(EXERCISE DATA):
┏━━
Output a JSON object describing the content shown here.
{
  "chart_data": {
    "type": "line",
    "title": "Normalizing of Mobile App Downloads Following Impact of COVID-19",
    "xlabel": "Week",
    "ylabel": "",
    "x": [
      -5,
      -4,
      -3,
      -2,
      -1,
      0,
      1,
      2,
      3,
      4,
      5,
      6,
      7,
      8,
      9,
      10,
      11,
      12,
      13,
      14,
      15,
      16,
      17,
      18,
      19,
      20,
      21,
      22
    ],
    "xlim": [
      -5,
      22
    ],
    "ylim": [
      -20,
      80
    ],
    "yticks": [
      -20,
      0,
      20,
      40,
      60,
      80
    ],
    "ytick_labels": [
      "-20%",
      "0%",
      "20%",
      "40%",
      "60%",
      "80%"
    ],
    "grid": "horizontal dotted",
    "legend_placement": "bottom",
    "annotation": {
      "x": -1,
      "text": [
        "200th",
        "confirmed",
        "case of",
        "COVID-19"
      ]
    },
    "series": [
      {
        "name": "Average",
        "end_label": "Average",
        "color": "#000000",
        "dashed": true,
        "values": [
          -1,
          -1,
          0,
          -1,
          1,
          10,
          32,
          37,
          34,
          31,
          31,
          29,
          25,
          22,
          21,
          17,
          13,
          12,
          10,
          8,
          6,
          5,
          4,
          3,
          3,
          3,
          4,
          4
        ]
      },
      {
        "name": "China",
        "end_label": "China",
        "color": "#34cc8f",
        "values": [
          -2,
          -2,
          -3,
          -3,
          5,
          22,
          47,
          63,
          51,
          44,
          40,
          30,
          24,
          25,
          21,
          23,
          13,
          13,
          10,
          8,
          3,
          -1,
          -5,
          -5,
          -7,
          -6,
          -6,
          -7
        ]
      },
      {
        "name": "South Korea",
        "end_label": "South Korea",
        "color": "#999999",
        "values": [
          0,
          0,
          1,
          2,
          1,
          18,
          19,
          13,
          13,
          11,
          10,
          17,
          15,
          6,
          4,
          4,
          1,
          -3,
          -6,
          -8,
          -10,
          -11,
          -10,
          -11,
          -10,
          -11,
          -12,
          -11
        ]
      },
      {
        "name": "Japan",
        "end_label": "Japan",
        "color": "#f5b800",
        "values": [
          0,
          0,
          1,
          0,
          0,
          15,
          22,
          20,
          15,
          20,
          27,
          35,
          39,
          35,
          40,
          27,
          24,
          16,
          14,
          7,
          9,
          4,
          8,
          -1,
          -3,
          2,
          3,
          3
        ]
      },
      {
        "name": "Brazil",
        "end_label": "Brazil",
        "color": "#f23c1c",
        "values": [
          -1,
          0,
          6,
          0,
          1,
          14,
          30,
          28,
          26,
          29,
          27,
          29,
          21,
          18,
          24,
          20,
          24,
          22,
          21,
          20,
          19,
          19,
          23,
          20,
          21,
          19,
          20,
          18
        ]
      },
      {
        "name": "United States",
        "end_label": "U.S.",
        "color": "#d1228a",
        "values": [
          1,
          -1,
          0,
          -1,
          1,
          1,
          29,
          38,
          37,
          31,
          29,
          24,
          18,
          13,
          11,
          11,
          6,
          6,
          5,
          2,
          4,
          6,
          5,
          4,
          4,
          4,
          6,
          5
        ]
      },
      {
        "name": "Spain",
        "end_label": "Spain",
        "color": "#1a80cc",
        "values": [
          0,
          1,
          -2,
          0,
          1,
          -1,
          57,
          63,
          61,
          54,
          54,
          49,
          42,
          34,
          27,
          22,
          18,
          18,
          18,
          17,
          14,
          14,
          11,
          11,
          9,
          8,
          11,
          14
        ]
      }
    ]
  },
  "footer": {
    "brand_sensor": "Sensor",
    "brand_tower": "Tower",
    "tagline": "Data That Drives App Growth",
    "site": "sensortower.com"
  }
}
┗━━
Above are some records. Print them all exactly.

(WRITTEN SOLUTION):
Output a JSON object describing the content shown here.
{
  "chart_data": {
    "type": "line",
    "title": "Normalizing of Mobile App Downloads Following Impact of COVID-19",
    "xlabel": "Week",
    "ylabel": "",
    "x": [
      -5,
      -4,
      -3,
      -2,
      -1,
      0,
      1,
      2,
      3,
      4,
      5,
      6,
      7,
      8,
      9,
      10,
      11,
      12,
      13,
      14,
      15,
      16,
      17,
      18,
      19,
      20,
      21,
      22
    ],
    "xlim": [
      -5,
      22
    ],
    "ylim": [
      -20,
      80
    ],
    "yticks": [
      -20,
      0,
      20,
      40,
      60,
      80
    ],
    "ytick_labels": [
      "-20%",
      "0%",
      "20%",
      "40%",
      "60%",
      "80%"
    ],
    "grid": "horizontal dotted",
    "legend_placement": "bottom",
    "annotation": {
      "x": -1,
      "text": [
        "200th",
        "confirmed",
        "case of",
        "COVID-19"
      ]
    },
    "series": [
      {
        "name": "Average",
        "end_label": "Average",
        "color": "#000000",
        "dashed": true,
        "values": [
          -1,
          -1,
          0,
          -1,
          1,
          10,
          32,
          37,
          34,
          31,
          31,
          29,
          25,
          22,
          21,
          17,
          13,
          12,
          10,
          8,
          6,
          5,
          4,
          3,
          3,
          3,
          4,
          4
        ]
      },
      {
        "name": "China",
        "end_label": "China",
        "color": "#34cc8f",
        "values": [
          -2,
          -2,
          -3,
          -3,
          5,
          22,
          47,
          63,
          51,
          44,
          40,
          30,
          24,
          25,
          21,
          23,
          13,
          13,
          10,
          8,
          3,
          -1,
          -5,
          -5,
          -7,
          -6,
          -6,
          -7
        ]
      },
      {
        "name": "South Korea",
        "end_label": "South Korea",
        "color": "#999999",
        "values": [
          0,
          0,
          1,
          2,
          1,
          18,
          19,
          13,
          13,
          11,
          10,
          17,
          15,
          6,
          4,
          4,
          1,
          -3,
          -6,
          -8,
          -10,
          -11,
          -10,
          -11,
          -10,
          -11,
          -12,
          -11
        ]
      },
      {
        "name": "Japan",
        "end_label": "Japan",
        "color": "#f5b800",
        "values": [
          0,
          0,
          1,
          0,
          0,
          15,
          22,
          20,
          15,
          20,
          27,
          35,
          39,
          35,
          40,
          27,
          24,
          16,
          14,
          7,
          9,
          4,
          8,
          -1,
          -3,
          2,
          3,
          3
        ]
      },
      {
        "name": "Brazil",
        "end_label": "Brazil",
        "color": "#f23c1c",
        "values": [
          -1,
          0,
          6,
          0,
          1,
          14,
          30,
          28,
          26,
          29,
          27,
          29,
          21,
          18,
          24,
          20,
          24,
          22,
          21,
          20,
          19,
          19,
          23,
          20,
          21,
          19,
          20,
          18
        ]
      },
      {
        "name": "United States",
        "end_label": "U.S.",
        "color": "#d1228a",
        "values": [
          1,
          -1,
          0,
          -1,
          1,
          1,
          29,
          38,
          37,
          31,
          29,
          24,
          18,
          13,
          11,
          11,
          6,
          6,
          5,
          2,
          4,
          6,
          5,
          4,
          4,
          4,
          6,
          5
        ]
      },
      {
        "name": "Spain",
        "end_label": "Spain",
        "color": "#1a80cc",
        "values": [
          0,
          1,
          -2,
          0,
          1,
          -1,
          57,
          63,
          61,
          54,
          54,
          49,
          42,
          34,
          27,
          22,
          18,
          18,
          18,
          17,
          14,
          14,
          11,
          11,
          9,
          8,
          11,
          14
        ]
      }
    ]
  },
  "footer": {
    "brand_sensor": "Sensor",
    "brand_tower": "Tower",
    "tagline": "Data That Drives App Growth",
    "site": "sensortower.com"
  }
}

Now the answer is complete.